DATA SUPPLIED —
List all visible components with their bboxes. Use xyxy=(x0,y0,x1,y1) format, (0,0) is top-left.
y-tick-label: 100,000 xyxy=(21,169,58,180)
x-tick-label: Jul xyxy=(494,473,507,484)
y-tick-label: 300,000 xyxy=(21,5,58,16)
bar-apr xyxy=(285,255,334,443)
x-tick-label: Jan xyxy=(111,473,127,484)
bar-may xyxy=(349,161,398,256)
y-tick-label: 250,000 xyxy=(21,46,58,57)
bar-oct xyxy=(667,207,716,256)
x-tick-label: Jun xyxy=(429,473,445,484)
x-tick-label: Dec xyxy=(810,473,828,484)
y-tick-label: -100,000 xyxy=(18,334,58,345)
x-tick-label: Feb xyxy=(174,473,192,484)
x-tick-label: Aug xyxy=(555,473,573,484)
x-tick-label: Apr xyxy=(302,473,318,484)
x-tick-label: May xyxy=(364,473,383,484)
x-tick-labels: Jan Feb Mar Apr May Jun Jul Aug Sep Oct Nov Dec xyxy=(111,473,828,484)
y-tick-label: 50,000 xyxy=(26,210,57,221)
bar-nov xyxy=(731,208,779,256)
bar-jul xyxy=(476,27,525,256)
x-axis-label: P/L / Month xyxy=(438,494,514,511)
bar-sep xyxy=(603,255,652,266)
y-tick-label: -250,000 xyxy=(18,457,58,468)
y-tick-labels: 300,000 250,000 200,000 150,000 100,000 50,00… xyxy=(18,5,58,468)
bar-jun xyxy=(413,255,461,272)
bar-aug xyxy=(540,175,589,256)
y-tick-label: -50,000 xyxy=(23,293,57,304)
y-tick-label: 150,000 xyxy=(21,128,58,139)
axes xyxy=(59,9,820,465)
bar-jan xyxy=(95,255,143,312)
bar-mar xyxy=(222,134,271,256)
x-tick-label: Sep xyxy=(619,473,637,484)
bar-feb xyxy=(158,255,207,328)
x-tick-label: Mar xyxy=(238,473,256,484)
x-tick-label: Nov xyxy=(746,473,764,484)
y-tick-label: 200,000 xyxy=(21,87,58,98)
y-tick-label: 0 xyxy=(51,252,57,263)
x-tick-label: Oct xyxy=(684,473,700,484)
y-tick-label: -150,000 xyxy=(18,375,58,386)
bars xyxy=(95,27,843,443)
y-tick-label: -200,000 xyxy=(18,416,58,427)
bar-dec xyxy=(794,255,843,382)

--

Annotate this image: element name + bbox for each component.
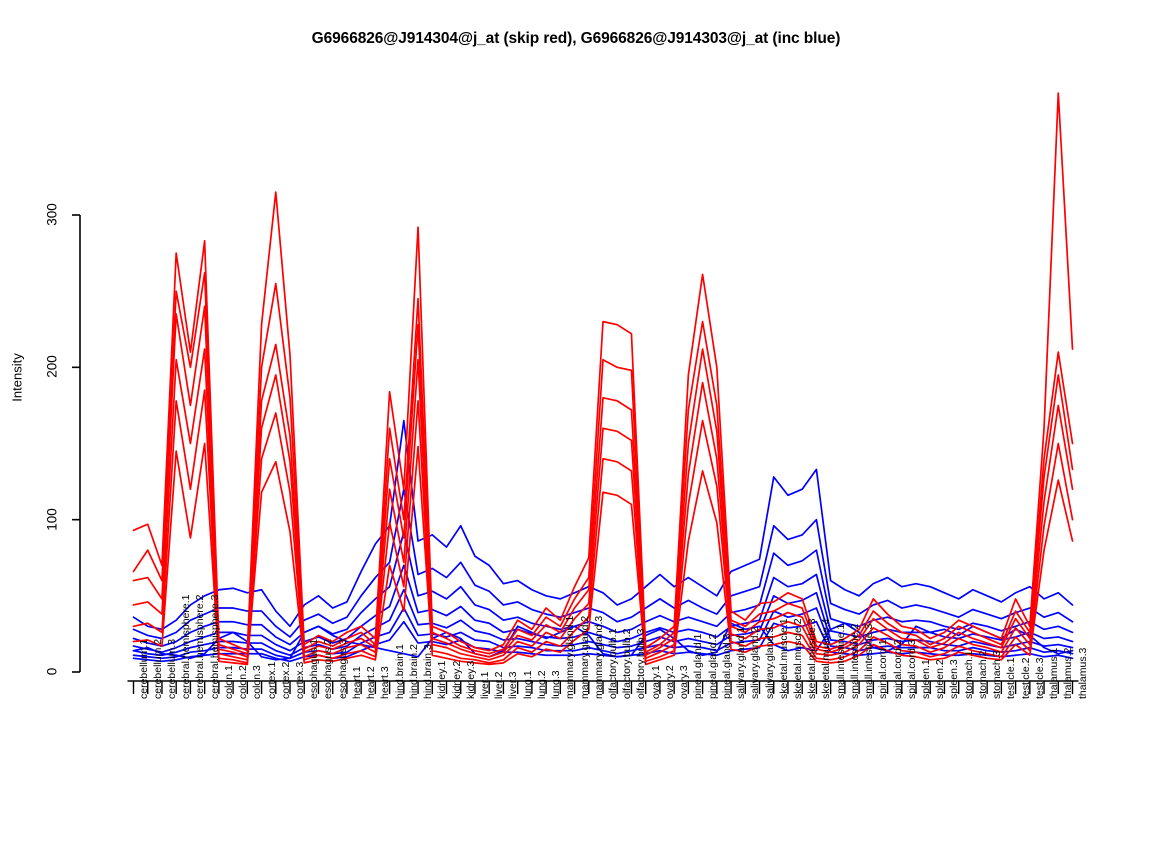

YOUR OBJECTIVE —
Can you arrange the lines from the one with "List all visible" up to and including the one with "bar-dec xyxy=(794,255,843,382)" as a Markdown table with the columns Row and Text, numbering each line and leaving out blank lines?

SOLVED EXERCISE —
| Row | Text |
|---|---|
| 1 | List all visible components with their bboxes. Use xyxy=(x0,y0,x1,y1) format, (0,0) is top-left. |
| 2 | y-tick-label: 100,000 xyxy=(21,169,58,180) |
| 3 | x-tick-label: Jul xyxy=(494,473,507,484) |
| 4 | y-tick-label: 300,000 xyxy=(21,5,58,16) |
| 5 | bar-apr xyxy=(285,255,334,443) |
| 6 | x-tick-label: Jan xyxy=(111,473,127,484) |
| 7 | bar-may xyxy=(349,161,398,256) |
| 8 | y-tick-label: 250,000 xyxy=(21,46,58,57) |
| 9 | bar-oct xyxy=(667,207,716,256) |
| 10 | x-tick-label: Jun xyxy=(429,473,445,484) |
| 11 | x-tick-label: Dec xyxy=(810,473,828,484) |
| 12 | y-tick-label: -100,000 xyxy=(18,334,58,345) |
| 13 | x-tick-label: Feb xyxy=(174,473,192,484) |
| 14 | x-tick-label: Aug xyxy=(555,473,573,484) |
| 15 | x-tick-label: Apr xyxy=(302,473,318,484) |
| 16 | x-tick-label: May xyxy=(364,473,383,484) |
| 17 | x-tick-labels: Jan Feb Mar Apr May Jun Jul Aug Sep Oct Nov Dec xyxy=(111,473,828,484) |
| 18 | y-tick-label: 50,000 xyxy=(26,210,57,221) |
| 19 | bar-nov xyxy=(731,208,779,256) |
| 20 | bar-jul xyxy=(476,27,525,256) |
| 21 | x-axis-label: P/L / Month xyxy=(438,494,514,511) |
| 22 | bar-sep xyxy=(603,255,652,266) |
| 23 | y-tick-label: -250,000 xyxy=(18,457,58,468) |
| 24 | y-tick-labels: 300,000 250,000 200,000 150,000 100,000 50,00… xyxy=(18,5,58,468) |
| 25 | bar-jun xyxy=(413,255,461,272) |
| 26 | bar-aug xyxy=(540,175,589,256) |
| 27 | y-tick-label: -50,000 xyxy=(23,293,57,304) |
| 28 | y-tick-label: 150,000 xyxy=(21,128,58,139) |
| 29 | axes xyxy=(59,9,820,465) |
| 30 | bar-jan xyxy=(95,255,143,312) |
| 31 | bar-mar xyxy=(222,134,271,256) |
| 32 | x-tick-label: Sep xyxy=(619,473,637,484) |
| 33 | bar-feb xyxy=(158,255,207,328) |
| 34 | x-tick-label: Mar xyxy=(238,473,256,484) |
| 35 | x-tick-label: Nov xyxy=(746,473,764,484) |
| 36 | y-tick-label: 200,000 xyxy=(21,87,58,98) |
| 37 | y-tick-label: 0 xyxy=(51,252,57,263) |
| 38 | x-tick-label: Oct xyxy=(684,473,700,484) |
| 39 | y-tick-label: -150,000 xyxy=(18,375,58,386) |
| 40 | bars xyxy=(95,27,843,443) |
| 41 | y-tick-label: -200,000 xyxy=(18,416,58,427) |
| 42 | bar-dec xyxy=(794,255,843,382) |